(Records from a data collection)
◇ ◇ ◇ ◇
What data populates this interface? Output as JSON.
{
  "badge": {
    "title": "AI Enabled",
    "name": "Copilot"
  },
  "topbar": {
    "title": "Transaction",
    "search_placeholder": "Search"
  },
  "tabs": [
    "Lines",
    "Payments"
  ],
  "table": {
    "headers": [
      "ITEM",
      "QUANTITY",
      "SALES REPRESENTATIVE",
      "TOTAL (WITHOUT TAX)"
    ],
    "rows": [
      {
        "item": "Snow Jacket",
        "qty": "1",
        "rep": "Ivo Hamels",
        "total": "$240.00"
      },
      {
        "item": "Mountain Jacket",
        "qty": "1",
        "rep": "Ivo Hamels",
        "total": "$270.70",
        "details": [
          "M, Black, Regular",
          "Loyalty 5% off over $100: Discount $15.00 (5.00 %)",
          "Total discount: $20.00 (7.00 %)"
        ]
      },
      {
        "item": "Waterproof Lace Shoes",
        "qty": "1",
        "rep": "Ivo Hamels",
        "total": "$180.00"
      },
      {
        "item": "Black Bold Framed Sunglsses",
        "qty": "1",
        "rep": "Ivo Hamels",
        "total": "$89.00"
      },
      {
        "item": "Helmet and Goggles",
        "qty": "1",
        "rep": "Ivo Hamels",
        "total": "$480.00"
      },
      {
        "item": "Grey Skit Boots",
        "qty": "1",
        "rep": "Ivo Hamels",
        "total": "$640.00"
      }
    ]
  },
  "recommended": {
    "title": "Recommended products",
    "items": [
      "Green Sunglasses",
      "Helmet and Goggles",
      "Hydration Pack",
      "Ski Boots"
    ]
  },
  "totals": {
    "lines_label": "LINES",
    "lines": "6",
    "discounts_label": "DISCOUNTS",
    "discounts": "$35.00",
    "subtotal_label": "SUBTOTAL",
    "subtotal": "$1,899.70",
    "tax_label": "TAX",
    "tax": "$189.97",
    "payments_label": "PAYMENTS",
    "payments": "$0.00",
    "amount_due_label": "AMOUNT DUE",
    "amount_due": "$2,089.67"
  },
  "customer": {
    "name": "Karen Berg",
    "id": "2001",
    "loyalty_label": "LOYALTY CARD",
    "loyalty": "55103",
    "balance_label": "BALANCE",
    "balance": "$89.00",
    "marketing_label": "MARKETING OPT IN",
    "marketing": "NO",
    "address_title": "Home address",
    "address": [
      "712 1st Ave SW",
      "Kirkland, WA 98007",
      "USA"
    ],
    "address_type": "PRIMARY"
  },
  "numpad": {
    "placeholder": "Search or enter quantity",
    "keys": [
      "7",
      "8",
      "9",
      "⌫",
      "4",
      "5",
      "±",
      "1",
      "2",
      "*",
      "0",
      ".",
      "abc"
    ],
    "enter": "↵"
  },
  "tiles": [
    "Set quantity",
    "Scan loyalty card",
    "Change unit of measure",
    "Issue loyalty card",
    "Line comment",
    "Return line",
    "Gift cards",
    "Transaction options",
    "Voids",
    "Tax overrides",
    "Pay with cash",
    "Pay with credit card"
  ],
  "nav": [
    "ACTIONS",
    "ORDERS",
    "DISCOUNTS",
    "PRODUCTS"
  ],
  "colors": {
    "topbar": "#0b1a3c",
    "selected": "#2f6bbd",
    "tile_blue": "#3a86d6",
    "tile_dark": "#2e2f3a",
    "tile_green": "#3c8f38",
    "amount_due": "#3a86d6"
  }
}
◇ ◇ ◇ ◇
Written problem:
Type out the material again exactly as presented.

The result:
What data populates this interface? Output as JSON.
{
  "badge": {
    "title": "AI Enabled",
    "name": "Copilot"
  },
  "topbar": {
    "title": "Transaction",
    "search_placeholder": "Search"
  },
  "tabs": [
    "Lines",
    "Payments"
  ],
  "table": {
    "headers": [
      "ITEM",
      "QUANTITY",
      "SALES REPRESENTATIVE",
      "TOTAL (WITHOUT TAX)"
    ],
    "rows": [
      {
        "item": "Snow Jacket",
        "qty": "1",
        "rep": "Ivo Hamels",
        "total": "$240.00"
      },
      {
        "item": "Mountain Jacket",
        "qty": "1",
        "rep": "Ivo Hamels",
        "total": "$270.70",
        "details": [
          "M, Black, Regular",
          "Loyalty 5% off over $100: Discount $15.00 (5.00 %)",
          "Total discount: $20.00 (7.00 %)"
        ]
      },
      {
        "item": "Waterproof Lace Shoes",
        "qty": "1",
        "rep": "Ivo Hamels",
        "total": "$180.00"
      },
      {
        "item": "Black Bold Framed Sunglsses",
        "qty": "1",
        "rep": "Ivo Hamels",
        "total": "$89.00"
      },
      {
        "item": "Helmet and Goggles",
        "qty": "1",
        "rep": "Ivo Hamels",
        "total": "$480.00"
      },
      {
        "item": "Grey Skit Boots",
        "qty": "1",
        "rep": "Ivo Hamels",
        "total": "$640.00"
      }
    ]
  },
  "recommended": {
    "title": "Recommended products",
    "items": [
      "Green Sunglasses",
      "Helmet and Goggles",
      "Hydration Pack",
      "Ski Boots"
    ]
  },
  "totals": {
    "lines_label": "LINES",
    "lines": "6",
    "discounts_label": "DISCOUNTS",
    "discounts": "$35.00",
    "subtotal_label": "SUBTOTAL",
    "subtotal": "$1,899.70",
    "tax_label": "TAX",
    "tax": "$189.97",
    "payments_label": "PAYMENTS",
    "payments": "$0.00",
    "amount_due_label": "AMOUNT DUE",
    "amount_due": "$2,089.67"
  },
  "customer": {
    "name": "Karen Berg",
    "id": "2001",
    "loyalty_label": "LOYALTY CARD",
    "loyalty": "55103",
    "balance_label": "BALANCE",
    "balance": "$89.00",
    "marketing_label": "MARKETING OPT IN",
    "marketing": "NO",
    "address_title": "Home address",
    "address": [
      "712 1st Ave SW",
      "Kirkland, WA 98007",
      "USA"
    ],
    "address_type": "PRIMARY"
  },
  "numpad": {
    "placeholder": "Search or enter quantity",
    "keys": [
      "7",
      "8",
      "9",
      "⌫",
      "4",
      "5",
      "±",
      "1",
      "2",
      "*",
      "0",
      ".",
      "abc"
    ],
    "enter": "↵"
  },
  "tiles": [
    "Set quantity",
    "Scan loyalty card",
    "Change unit of measure",
    "Issue loyalty card",
    "Line comment",
    "Return line",
    "Gift cards",
    "Transaction options",
    "Voids",
    "Tax overrides",
    "Pay with cash",
    "Pay with credit card"
  ],
  "nav": [
    "ACTIONS",
    "ORDERS",
    "DISCOUNTS",
    "PRODUCTS"
  ],
  "colors": {
    "topbar": "#0b1a3c",
    "selected": "#2f6bbd",
    "tile_blue": "#3a86d6",
    "tile_dark": "#2e2f3a",
    "tile_green": "#3c8f38",
    "amount_due": "#3a86d6"
  }
}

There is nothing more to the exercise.